Hi Seref,

For the benchmarks, I used Hetzner's cloud service with the following setup:

- A Hetzner s3 bucket in the FSN1 region
- A virtual machine of type ccx63 48 vCPU 192 GB memory
- 3 ZeroFS nbd devices (same s3 bucket)
- A ZFS stripped pool with the 3 devices
- 200GB zfs L2ARC
- Postgres configured accordingly memory-wise as well as with 
synchronous_commit = off, wal_init_zero = off and wal_recycle = off.

Best,
Pierre

On Fri, Jul 18, 2025, at 12:42, Seref Arikan wrote:
> Sorry, this was meant to go to the whole group:
> 
> Very interesting!. Great work. Can you clarify how exactly you're running 
> postgres in your tests? A specific AWS service? What's the test 
> infrastructure that sits above the file system?
> 
> On Thu, Jul 17, 2025 at 11:59 PM Pierre Barre <pie...@barre.sh> wrote:
>> Hi everyone,
>> 
>> I wanted to share a project I've been working on that enables PostgreSQL to 
>> run on S3 storage while maintaining performance comparable to local NVMe.

## DATA EXTRACT

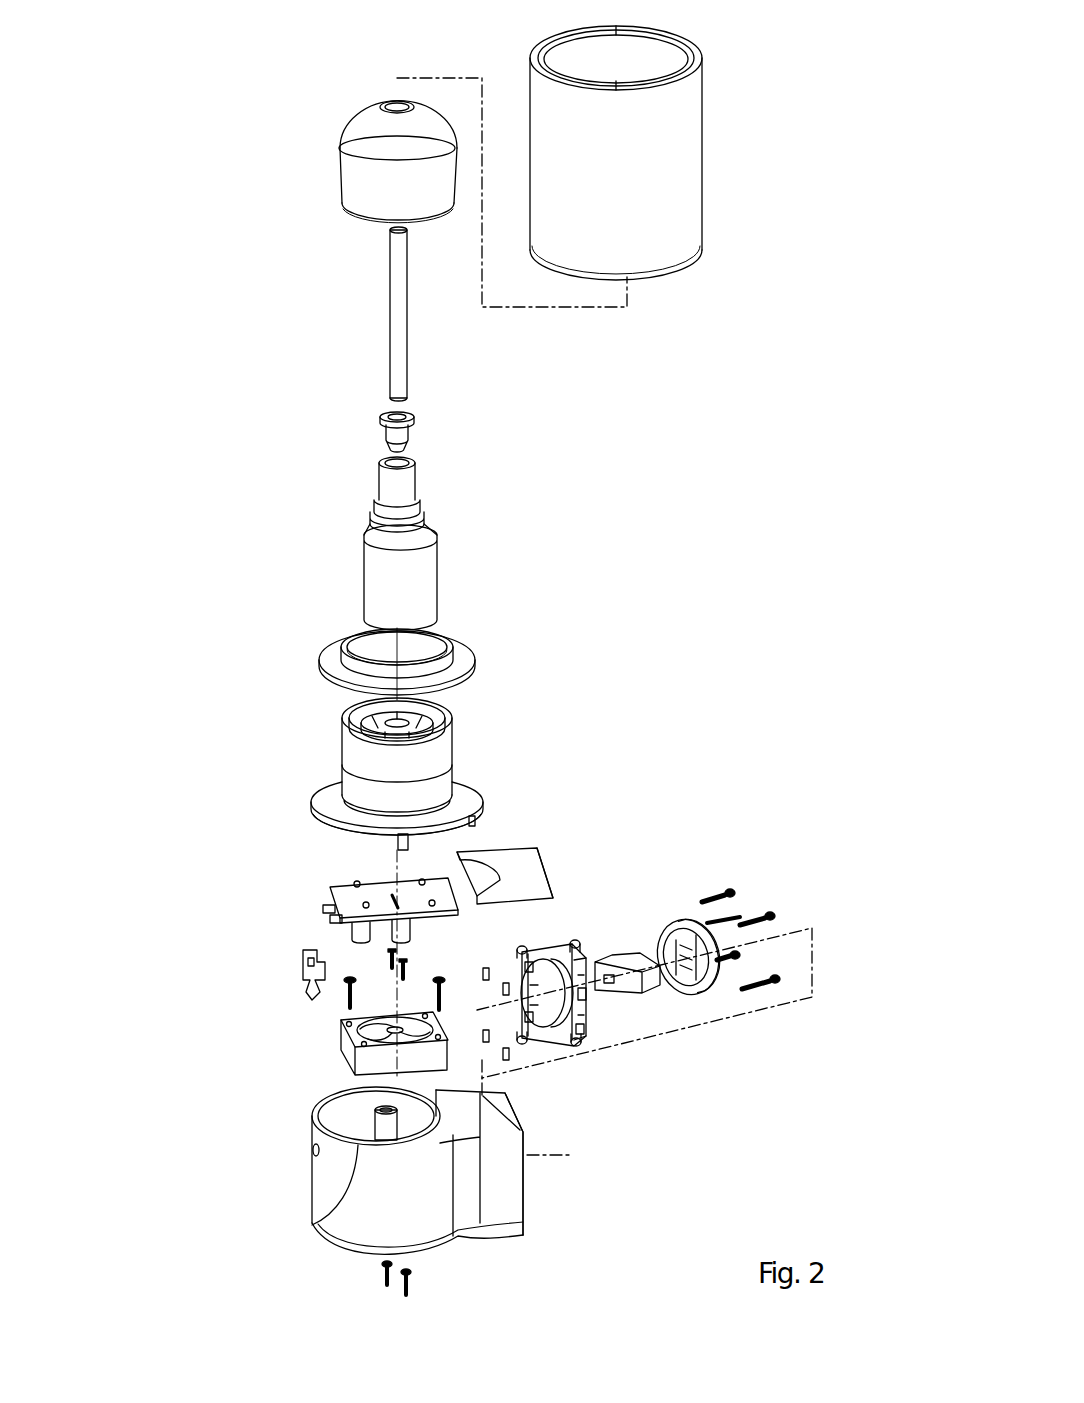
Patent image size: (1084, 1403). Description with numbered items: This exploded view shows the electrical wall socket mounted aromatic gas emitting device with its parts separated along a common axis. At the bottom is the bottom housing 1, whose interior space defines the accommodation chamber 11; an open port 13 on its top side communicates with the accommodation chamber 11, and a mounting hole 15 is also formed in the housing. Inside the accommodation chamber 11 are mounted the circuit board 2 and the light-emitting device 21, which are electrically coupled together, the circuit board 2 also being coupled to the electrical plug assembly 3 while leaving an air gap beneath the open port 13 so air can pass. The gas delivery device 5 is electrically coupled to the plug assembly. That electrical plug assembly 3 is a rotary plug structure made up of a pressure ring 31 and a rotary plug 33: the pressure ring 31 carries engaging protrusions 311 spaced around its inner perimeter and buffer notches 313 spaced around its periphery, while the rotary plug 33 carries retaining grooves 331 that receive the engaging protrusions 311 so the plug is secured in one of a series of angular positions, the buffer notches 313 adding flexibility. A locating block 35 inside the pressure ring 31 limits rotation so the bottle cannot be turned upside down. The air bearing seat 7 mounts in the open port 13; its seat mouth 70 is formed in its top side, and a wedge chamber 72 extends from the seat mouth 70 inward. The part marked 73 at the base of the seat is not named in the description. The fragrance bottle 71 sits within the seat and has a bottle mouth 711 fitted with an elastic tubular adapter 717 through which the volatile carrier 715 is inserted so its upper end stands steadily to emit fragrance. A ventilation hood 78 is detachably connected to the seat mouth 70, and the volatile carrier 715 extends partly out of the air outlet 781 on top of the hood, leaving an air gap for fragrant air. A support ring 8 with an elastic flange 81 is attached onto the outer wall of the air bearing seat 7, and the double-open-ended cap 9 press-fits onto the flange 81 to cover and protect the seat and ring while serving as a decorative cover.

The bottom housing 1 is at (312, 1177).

## EXERCISES
1/ In the benchmark email, what type of virtual machine was used for the tests?
2/ Reproduce the part of the benchmark email from "On Fri, Jul" to "to local NVMe.", with no changes to the wording.

## TASK-BY-TASK RESULTS
1/ A ccx63 machine with 48 vCPU and 192 GB of memory.

2/
On Fri, Jul 18, 2025, at 12:42, Seref Arikan wrote:
> Sorry, this was meant to go to the whole group:
> 
> Very interesting!. Great work. Can you clarify how exactly you're running 
> postgres in your tests? A specific AWS service? What's the test 
> infrastructure that sits above the file system?
> 
> On Thu, Jul 17, 2025 at 11:59 PM Pierre Barre <pie...@barre.sh> wrote:
>> Hi everyone,
>> 
>> I wanted to share a project I've been working on that enables PostgreSQL to 
>> run on S3 storage while maintaining performance comparable to local NVMe.